** Begin RECORDS SHOWN **

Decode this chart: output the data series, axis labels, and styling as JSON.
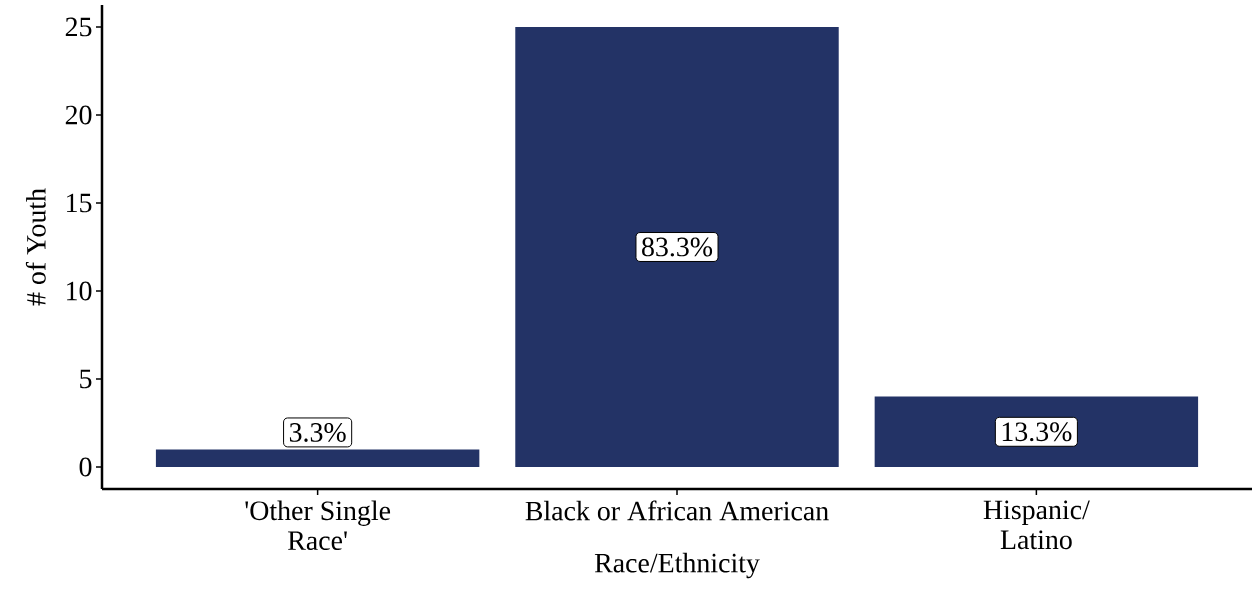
{
  "chart_data": {
    "type": "bar",
    "xlabel": "Race/Ethnicity",
    "ylabel": "# of Youth",
    "categories": [
      "'Other Single Race'",
      "Black or African American",
      "Hispanic/ Latino"
    ],
    "values": [
      1,
      25,
      4
    ],
    "color": "#233366",
    "annotations": [
      "3.3%",
      "83.3%",
      "13.3%"
    ],
    "ylim": [
      -1.25,
      26.25
    ],
    "yticks": [
      0,
      5,
      10,
      15,
      20,
      25
    ]
  }
}
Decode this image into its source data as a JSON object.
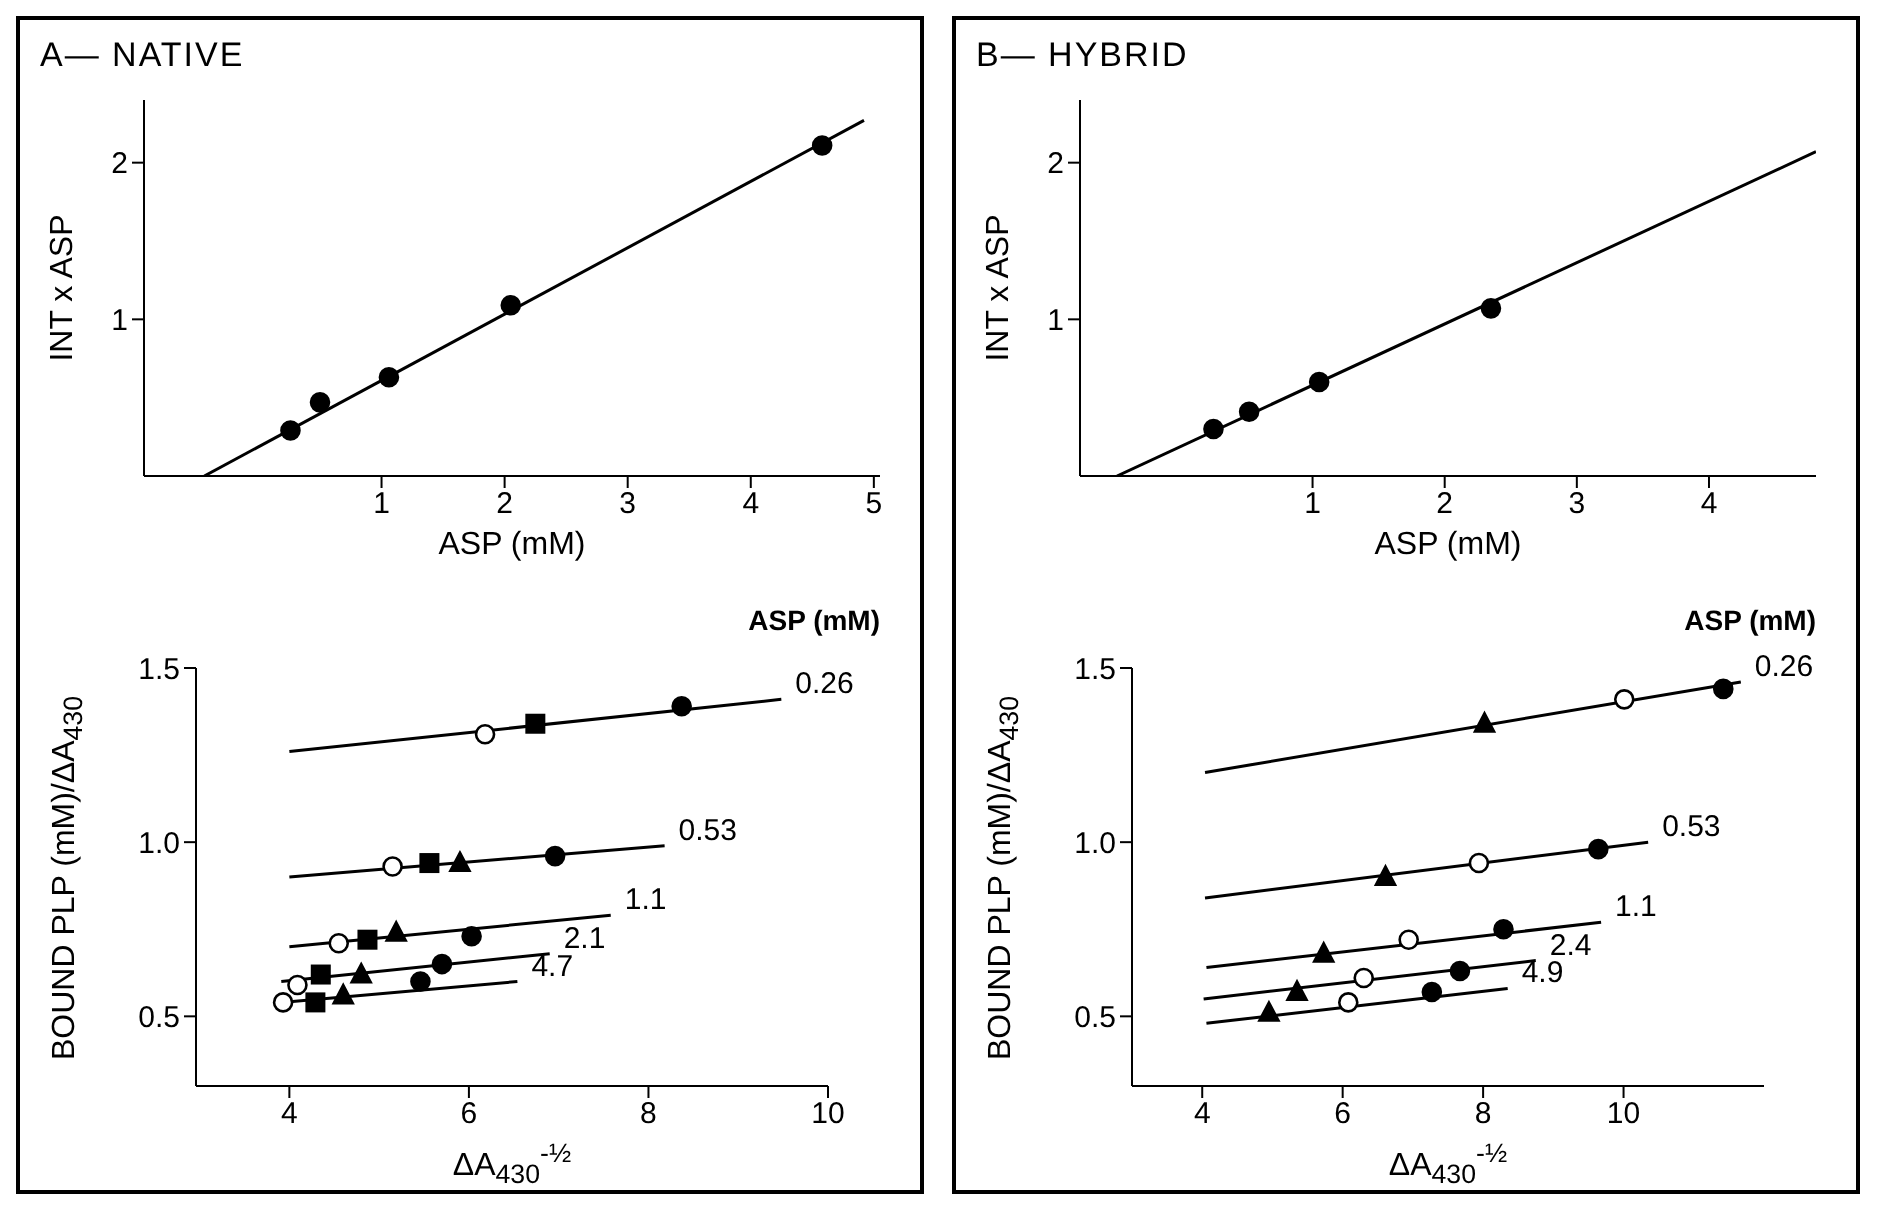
{
  "chart_data": [
    {
      "type": "scatter",
      "title": "A— NATIVE",
      "xlabel": "ASP (mM)",
      "ylabel": "INT x ASP",
      "xlim": [
        -0.93,
        5.05
      ],
      "xticks": [
        1,
        2,
        3,
        4,
        5
      ],
      "ylim": [
        0,
        2.4
      ],
      "yticks": [
        1,
        2
      ],
      "series": [
        {
          "type": "scatter",
          "marker": "circle",
          "color": "#000000",
          "x": [
            0.26,
            0.5,
            1.06,
            2.05,
            4.58
          ],
          "values": [
            0.29,
            0.47,
            0.63,
            1.09,
            2.11
          ]
        },
        {
          "type": "line",
          "marker": "none",
          "color": "#000000",
          "x": [
            -0.44,
            4.92
          ],
          "values": [
            0,
            2.27
          ]
        }
      ]
    },
    {
      "type": "scatter",
      "title": "B— HYBRID",
      "xlabel": "ASP (mM)",
      "ylabel": "INT x ASP",
      "xlim": [
        -0.76,
        4.81
      ],
      "xticks": [
        1,
        2,
        3,
        4
      ],
      "ylim": [
        0,
        2.4
      ],
      "yticks": [
        1,
        2
      ],
      "series": [
        {
          "type": "scatter",
          "marker": "circle",
          "color": "#000000",
          "x": [
            0.25,
            0.52,
            1.05,
            2.35
          ],
          "values": [
            0.3,
            0.41,
            0.6,
            1.07
          ]
        },
        {
          "type": "line",
          "marker": "none",
          "color": "#000000",
          "x": [
            -0.48,
            4.81
          ],
          "values": [
            0,
            2.07
          ]
        }
      ]
    },
    {
      "type": "scatter",
      "xlabel": "ΔA$_{430}$$^{-½}$",
      "ylabel": "BOUND PLP (mM)/ΔA$_{430}$",
      "legend_title": "ASP (mM)",
      "xlim": [
        2.96,
        10
      ],
      "xticks": [
        4,
        6,
        8,
        10
      ],
      "ylim": [
        0.3,
        1.5
      ],
      "yticks": [
        0.5,
        {
          "value": 1,
          "label": "1.0"
        },
        1.5
      ],
      "series": [
        {
          "name": "0.26",
          "type": "line",
          "marker": "none",
          "color": "#000000",
          "x": [
            4,
            9.48
          ],
          "values": [
            1.26,
            1.41
          ]
        },
        {
          "name": "0.53",
          "type": "line",
          "marker": "none",
          "color": "#000000",
          "x": [
            4,
            8.18
          ],
          "values": [
            0.9,
            0.99
          ]
        },
        {
          "name": "1.1",
          "type": "line",
          "marker": "none",
          "color": "#000000",
          "x": [
            4,
            7.58
          ],
          "values": [
            0.7,
            0.79
          ]
        },
        {
          "name": "2.1",
          "type": "line",
          "marker": "none",
          "color": "#000000",
          "x": [
            3.91,
            6.9
          ],
          "values": [
            0.6,
            0.68
          ]
        },
        {
          "name": "4.7",
          "type": "line",
          "marker": "none",
          "color": "#000000",
          "x": [
            3.91,
            6.54
          ],
          "values": [
            0.54,
            0.6
          ]
        },
        {
          "type": "scatter",
          "marker": "circle",
          "color": "#ffffff",
          "x": [
            6.18,
            5.15,
            4.55,
            4.09,
            3.93
          ],
          "values": [
            1.31,
            0.93,
            0.71,
            0.59,
            0.54
          ]
        },
        {
          "type": "scatter",
          "marker": "square",
          "color": "#000000",
          "x": [
            6.74,
            5.56,
            4.87,
            4.35,
            4.29
          ],
          "values": [
            1.34,
            0.94,
            0.72,
            0.62,
            0.54
          ]
        },
        {
          "type": "scatter",
          "marker": "triangle",
          "color": "#000000",
          "x": [
            5.9,
            5.19,
            4.8,
            4.6
          ],
          "values": [
            0.94,
            0.74,
            0.62,
            0.56
          ]
        },
        {
          "type": "scatter",
          "marker": "circle",
          "color": "#000000",
          "x": [
            8.37,
            6.96,
            6.03,
            5.7,
            5.46
          ],
          "values": [
            1.39,
            0.96,
            0.73,
            0.65,
            0.6
          ]
        }
      ]
    },
    {
      "type": "scatter",
      "xlabel": "ΔA$_{430}$$^{-½}$",
      "ylabel": "BOUND PLP (mM)/ΔA$_{430}$",
      "legend_title": "ASP (mM)",
      "xlim": [
        3,
        12
      ],
      "xticks": [
        4,
        6,
        8,
        10
      ],
      "ylim": [
        0.3,
        1.5
      ],
      "yticks": [
        0.5,
        {
          "value": 1,
          "label": "1.0"
        },
        1.5
      ],
      "series": [
        {
          "name": "0.26",
          "type": "line",
          "marker": "none",
          "color": "#000000",
          "x": [
            4.04,
            11.67
          ],
          "values": [
            1.2,
            1.46
          ]
        },
        {
          "name": "0.53",
          "type": "line",
          "marker": "none",
          "color": "#000000",
          "x": [
            4.04,
            10.35
          ],
          "values": [
            0.84,
            1.0
          ]
        },
        {
          "name": "1.1",
          "type": "line",
          "marker": "none",
          "color": "#000000",
          "x": [
            4.06,
            9.68
          ],
          "values": [
            0.64,
            0.77
          ]
        },
        {
          "name": "2.4",
          "type": "line",
          "marker": "none",
          "color": "#000000",
          "x": [
            4.02,
            8.75
          ],
          "values": [
            0.55,
            0.66
          ]
        },
        {
          "name": "4.9",
          "type": "line",
          "marker": "none",
          "color": "#000000",
          "x": [
            4.06,
            8.35
          ],
          "values": [
            0.48,
            0.58
          ]
        },
        {
          "type": "scatter",
          "marker": "triangle",
          "color": "#000000",
          "x": [
            8.02,
            6.61,
            5.73,
            5.35,
            4.95
          ],
          "values": [
            1.34,
            0.9,
            0.68,
            0.57,
            0.51
          ]
        },
        {
          "type": "scatter",
          "marker": "circle",
          "color": "#ffffff",
          "x": [
            10.01,
            7.94,
            6.94,
            6.3,
            6.08
          ],
          "values": [
            1.41,
            0.94,
            0.72,
            0.61,
            0.54
          ]
        },
        {
          "type": "scatter",
          "marker": "circle",
          "color": "#000000",
          "x": [
            11.42,
            9.64,
            8.29,
            7.67,
            7.27
          ],
          "values": [
            1.44,
            0.98,
            0.75,
            0.63,
            0.57
          ]
        }
      ]
    }
  ]
}
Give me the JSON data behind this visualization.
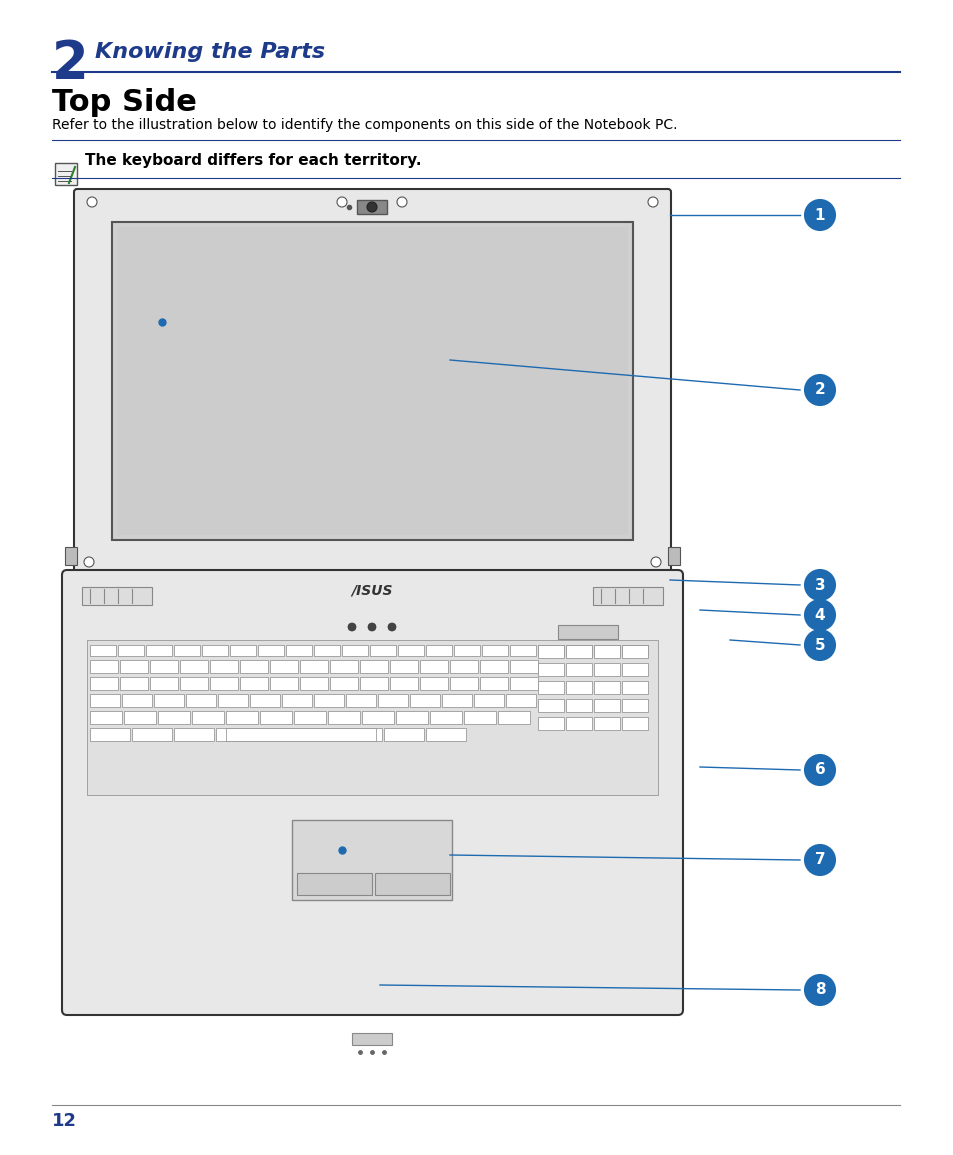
{
  "page_bg": "#ffffff",
  "chapter_num": "2",
  "chapter_title": "Knowing the Parts",
  "section_title": "Top Side",
  "body_text": "Refer to the illustration below to identify the components on this side of the Notebook PC.",
  "note_text": "The keyboard differs for each territory.",
  "page_num": "12",
  "header_line_color": "#1e3a8a",
  "note_line_color": "#1e3a8a",
  "chapter_num_color": "#1e3a8a",
  "chapter_title_color": "#1e3a8a",
  "section_title_color": "#000000",
  "body_text_color": "#000000",
  "note_text_color": "#000000",
  "page_num_color": "#1e3a8a",
  "callout_color": "#1e6ab0",
  "callout_text_color": "#ffffff",
  "laptop_outline_color": "#333333",
  "laptop_fill_color": "#e8e8e8",
  "screen_fill": "#d0d0d0",
  "screen_inner_fill": "#c8c8c8",
  "labels": [
    "1",
    "2",
    "3",
    "4",
    "5",
    "6",
    "7",
    "8"
  ]
}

** End RECORDS SHOWN **

**WHAT THE TASK ASKS:** Repeat exactly the lines in the entries from the one containing "Give me the" to the final line, inclusive, and nothing beyond them; skip pictures.

**SOLUTION FOR THIS PROBLEM:**
Give me the JSON data behind this visualization.
{
  "page_bg": "#ffffff",
  "chapter_num": "2",
  "chapter_title": "Knowing the Parts",
  "section_title": "Top Side",
  "body_text": "Refer to the illustration below to identify the components on this side of the Notebook PC.",
  "note_text": "The keyboard differs for each territory.",
  "page_num": "12",
  "header_line_color": "#1e3a8a",
  "note_line_color": "#1e3a8a",
  "chapter_num_color": "#1e3a8a",
  "chapter_title_color": "#1e3a8a",
  "section_title_color": "#000000",
  "body_text_color": "#000000",
  "note_text_color": "#000000",
  "page_num_color": "#1e3a8a",
  "callout_color": "#1e6ab0",
  "callout_text_color": "#ffffff",
  "laptop_outline_color": "#333333",
  "laptop_fill_color": "#e8e8e8",
  "screen_fill": "#d0d0d0",
  "screen_inner_fill": "#c8c8c8",
  "labels": [
    "1",
    "2",
    "3",
    "4",
    "5",
    "6",
    "7",
    "8"
  ]
}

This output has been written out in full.